▶ **Records for this exercise**
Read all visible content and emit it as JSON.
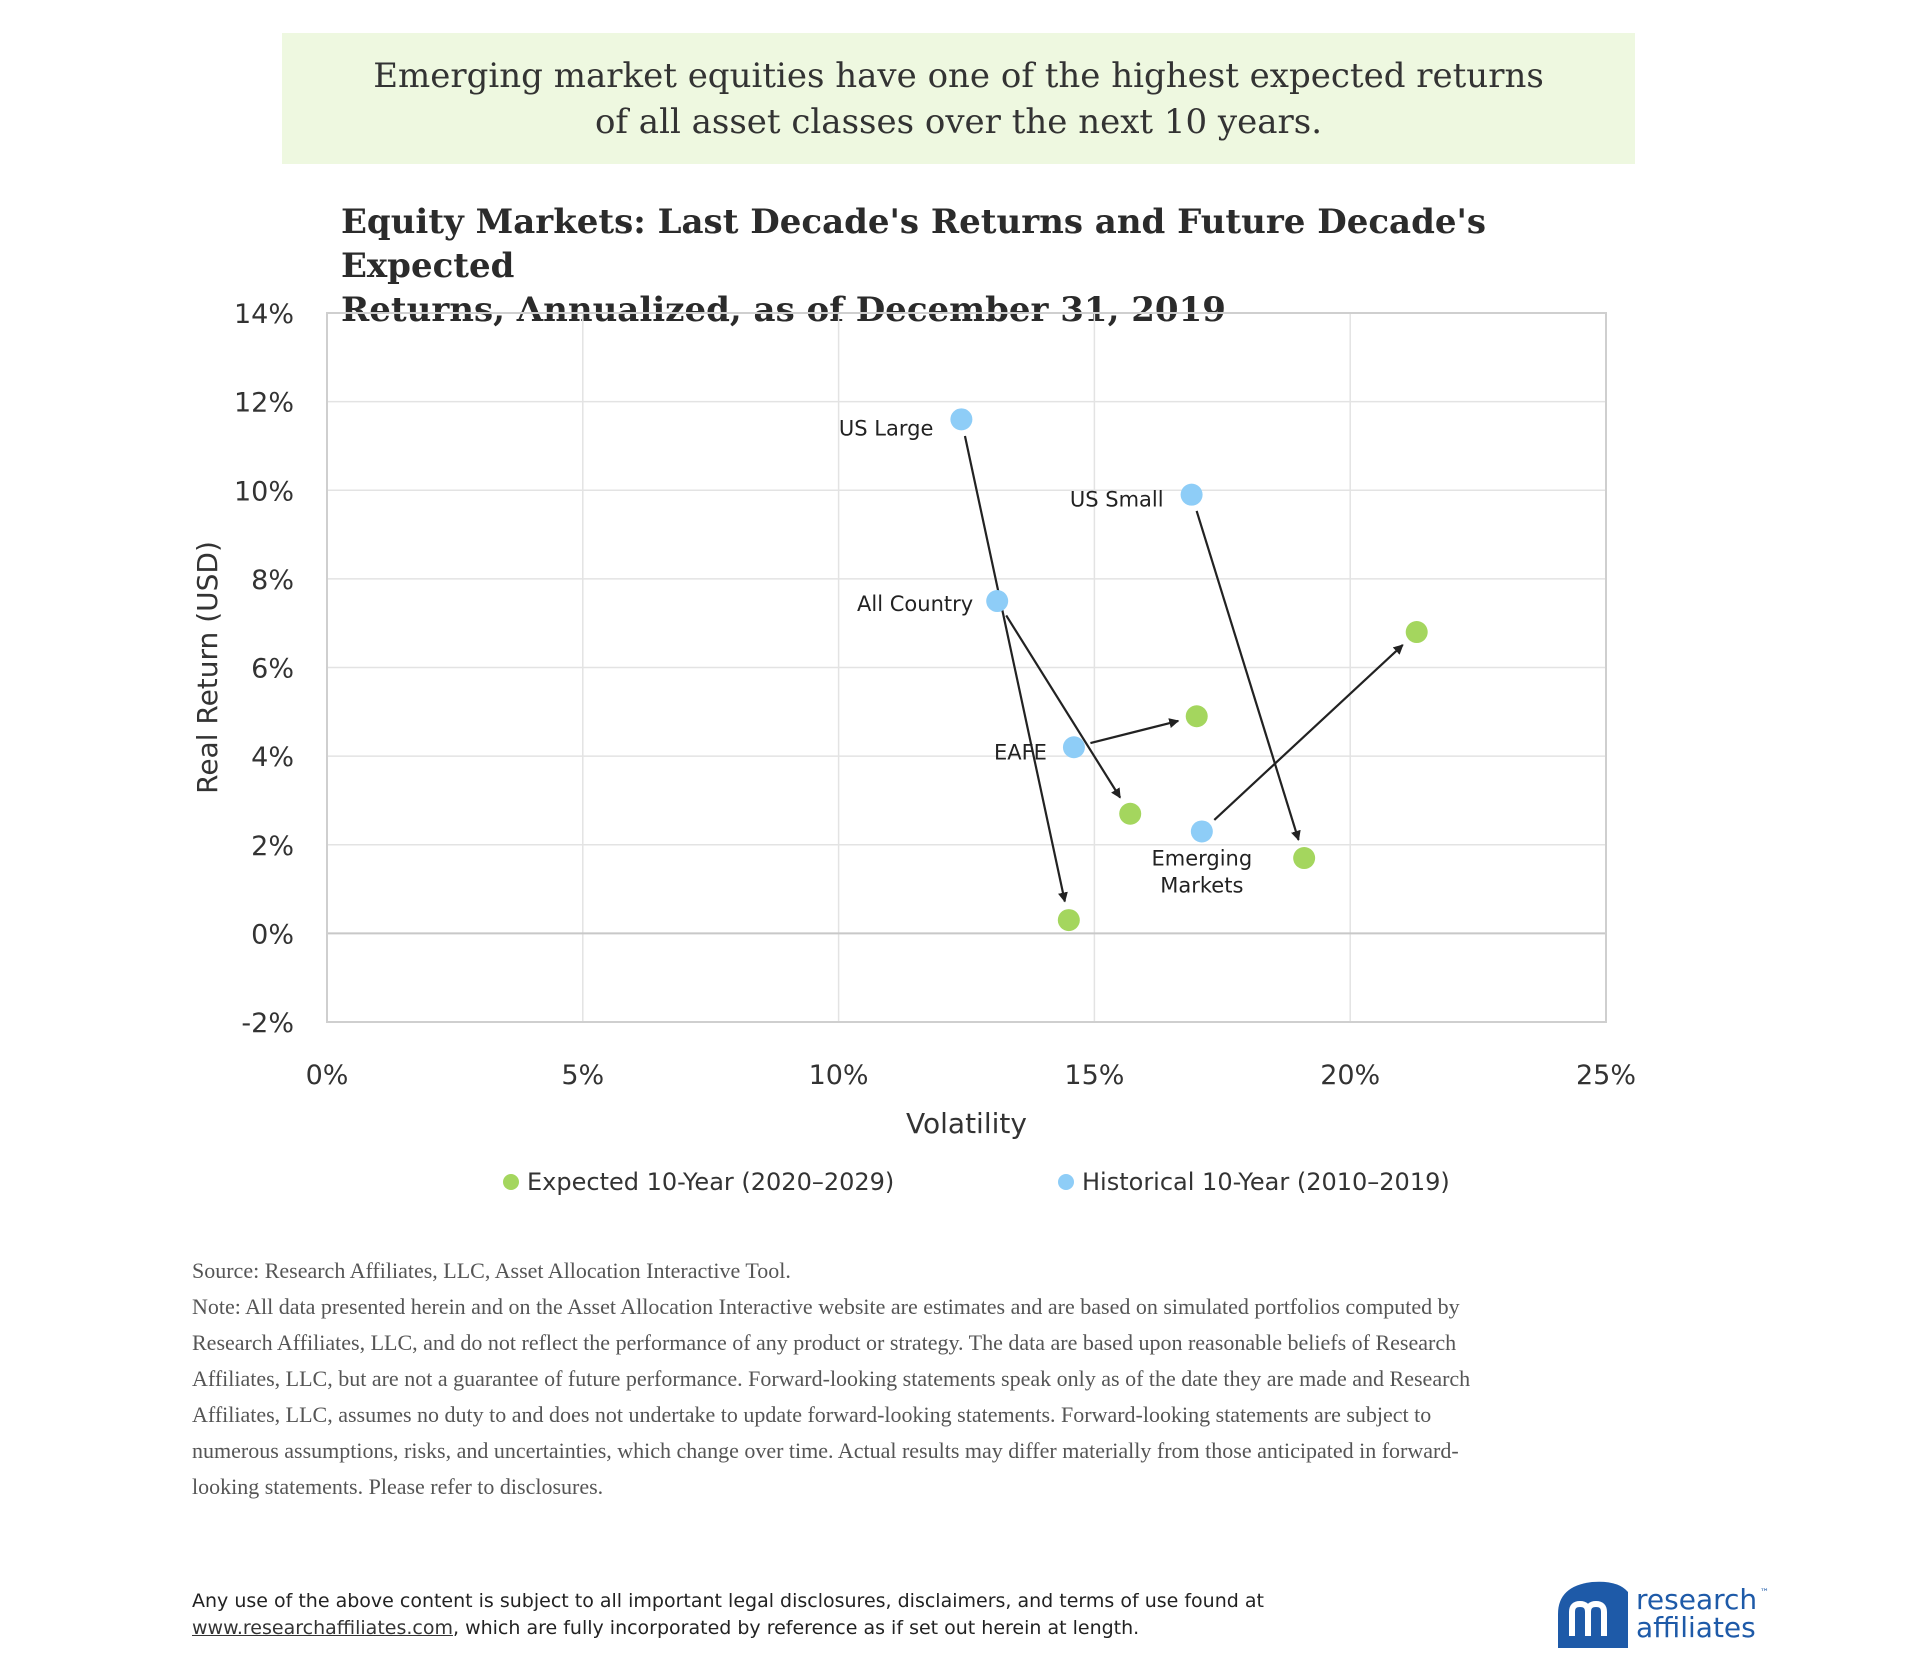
{
  "banner": {
    "line1": "Emerging market equities have one of the highest expected returns",
    "line2": "of all asset classes over the next 10 years."
  },
  "chart_data": {
    "type": "scatter",
    "title_line1": "Equity Markets: Last Decade's Returns and Future Decade's Expected",
    "title_line2": "Returns, Annualized, as of December 31, 2019",
    "xlabel": "Volatility",
    "ylabel": "Real Return (USD)",
    "xlim": [
      0,
      25
    ],
    "ylim": [
      -2,
      14
    ],
    "x_ticks": [
      0,
      5,
      10,
      15,
      20,
      25
    ],
    "y_ticks": [
      -2,
      0,
      2,
      4,
      6,
      8,
      10,
      12,
      14
    ],
    "x_tick_labels": [
      "0%",
      "5%",
      "10%",
      "15%",
      "20%",
      "25%"
    ],
    "y_tick_labels": [
      "-2%",
      "0%",
      "2%",
      "4%",
      "6%",
      "8%",
      "10%",
      "12%",
      "14%"
    ],
    "grid": true,
    "legend_position": "bottom",
    "series": [
      {
        "name": "Expected 10-Year (2020–2029)",
        "color": "#a4d65e",
        "points": [
          {
            "asset": "US Large",
            "x": 14.5,
            "y": 0.3
          },
          {
            "asset": "US Small",
            "x": 19.1,
            "y": 1.7
          },
          {
            "asset": "All Country",
            "x": 15.7,
            "y": 2.7
          },
          {
            "asset": "EAFE",
            "x": 17.0,
            "y": 4.9
          },
          {
            "asset": "Emerging Markets",
            "x": 21.3,
            "y": 6.8
          }
        ]
      },
      {
        "name": "Historical 10-Year (2010–2019)",
        "color": "#8ecdf7",
        "points": [
          {
            "asset": "US Large",
            "x": 12.4,
            "y": 11.6
          },
          {
            "asset": "US Small",
            "x": 16.9,
            "y": 9.9
          },
          {
            "asset": "All Country",
            "x": 13.1,
            "y": 7.5
          },
          {
            "asset": "EAFE",
            "x": 14.6,
            "y": 4.2
          },
          {
            "asset": "Emerging Markets",
            "x": 17.1,
            "y": 2.3
          }
        ]
      }
    ],
    "annotations": [
      {
        "text": "US Large",
        "anchor_asset": "US Large"
      },
      {
        "text": "US Small",
        "anchor_asset": "US Small"
      },
      {
        "text": "All Country",
        "anchor_asset": "All Country"
      },
      {
        "text": "EAFE",
        "anchor_asset": "EAFE"
      },
      {
        "text": "Emerging",
        "anchor_asset": "Emerging Markets"
      },
      {
        "text": "Markets",
        "anchor_asset": "Emerging Markets"
      }
    ]
  },
  "notes": {
    "source": "Source: Research Affiliates, LLC, Asset Allocation Interactive Tool.",
    "note_lines": [
      "Note: All data presented herein and on the Asset Allocation Interactive website are estimates and are based on simulated portfolios computed by",
      "Research Affiliates, LLC, and do not reflect the performance of any product or strategy. The data are based upon reasonable beliefs of Research",
      "Affiliates, LLC, but are not a guarantee of future performance. Forward-looking statements speak only as of the date they are made and Research",
      "Affiliates, LLC, assumes no duty to and does not undertake to update forward-looking statements. Forward-looking statements are subject to",
      "numerous assumptions, risks, and uncertainties, which change over time. Actual results may differ materially from those anticipated in forward-",
      "looking statements. Please refer to disclosures."
    ]
  },
  "footer": {
    "line1": "Any use of the above content is subject to all important legal disclosures, disclaimers, and terms of use found at",
    "link": "www.researchaffiliates.com",
    "line2_rest": ", which are fully incorporated by reference as if set out herein at length."
  },
  "logo": {
    "line1": "research",
    "line2": "affiliates",
    "tm": "™",
    "color": "#1e5aa8"
  }
}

▶ **Given exercise**
Your task is to set down the records shown above exactly, minus any pictures.

▶ **Completed task**
Read all visible content and emit it as JSON.
{
  "banner": {
    "line1": "Emerging market equities have one of the highest expected returns",
    "line2": "of all asset classes over the next 10 years."
  },
  "chart_data": {
    "type": "scatter",
    "title_line1": "Equity Markets: Last Decade's Returns and Future Decade's Expected",
    "title_line2": "Returns, Annualized, as of December 31, 2019",
    "xlabel": "Volatility",
    "ylabel": "Real Return (USD)",
    "xlim": [
      0,
      25
    ],
    "ylim": [
      -2,
      14
    ],
    "x_ticks": [
      0,
      5,
      10,
      15,
      20,
      25
    ],
    "y_ticks": [
      -2,
      0,
      2,
      4,
      6,
      8,
      10,
      12,
      14
    ],
    "x_tick_labels": [
      "0%",
      "5%",
      "10%",
      "15%",
      "20%",
      "25%"
    ],
    "y_tick_labels": [
      "-2%",
      "0%",
      "2%",
      "4%",
      "6%",
      "8%",
      "10%",
      "12%",
      "14%"
    ],
    "grid": true,
    "legend_position": "bottom",
    "series": [
      {
        "name": "Expected 10-Year (2020–2029)",
        "color": "#a4d65e",
        "points": [
          {
            "asset": "US Large",
            "x": 14.5,
            "y": 0.3
          },
          {
            "asset": "US Small",
            "x": 19.1,
            "y": 1.7
          },
          {
            "asset": "All Country",
            "x": 15.7,
            "y": 2.7
          },
          {
            "asset": "EAFE",
            "x": 17.0,
            "y": 4.9
          },
          {
            "asset": "Emerging Markets",
            "x": 21.3,
            "y": 6.8
          }
        ]
      },
      {
        "name": "Historical 10-Year (2010–2019)",
        "color": "#8ecdf7",
        "points": [
          {
            "asset": "US Large",
            "x": 12.4,
            "y": 11.6
          },
          {
            "asset": "US Small",
            "x": 16.9,
            "y": 9.9
          },
          {
            "asset": "All Country",
            "x": 13.1,
            "y": 7.5
          },
          {
            "asset": "EAFE",
            "x": 14.6,
            "y": 4.2
          },
          {
            "asset": "Emerging Markets",
            "x": 17.1,
            "y": 2.3
          }
        ]
      }
    ],
    "annotations": [
      {
        "text": "US Large",
        "anchor_asset": "US Large"
      },
      {
        "text": "US Small",
        "anchor_asset": "US Small"
      },
      {
        "text": "All Country",
        "anchor_asset": "All Country"
      },
      {
        "text": "EAFE",
        "anchor_asset": "EAFE"
      },
      {
        "text": "Emerging",
        "anchor_asset": "Emerging Markets"
      },
      {
        "text": "Markets",
        "anchor_asset": "Emerging Markets"
      }
    ]
  },
  "notes": {
    "source": "Source: Research Affiliates, LLC, Asset Allocation Interactive Tool.",
    "note_lines": [
      "Note: All data presented herein and on the Asset Allocation Interactive website are estimates and are based on simulated portfolios computed by",
      "Research Affiliates, LLC, and do not reflect the performance of any product or strategy. The data are based upon reasonable beliefs of Research",
      "Affiliates, LLC, but are not a guarantee of future performance. Forward-looking statements speak only as of the date they are made and Research",
      "Affiliates, LLC, assumes no duty to and does not undertake to update forward-looking statements. Forward-looking statements are subject to",
      "numerous assumptions, risks, and uncertainties, which change over time. Actual results may differ materially from those anticipated in forward-",
      "looking statements. Please refer to disclosures."
    ]
  },
  "footer": {
    "line1": "Any use of the above content is subject to all important legal disclosures, disclaimers, and terms of use found at",
    "link": "www.researchaffiliates.com",
    "line2_rest": ", which are fully incorporated by reference as if set out herein at length."
  },
  "logo": {
    "line1": "research",
    "line2": "affiliates",
    "tm": "™",
    "color": "#1e5aa8"
  }
}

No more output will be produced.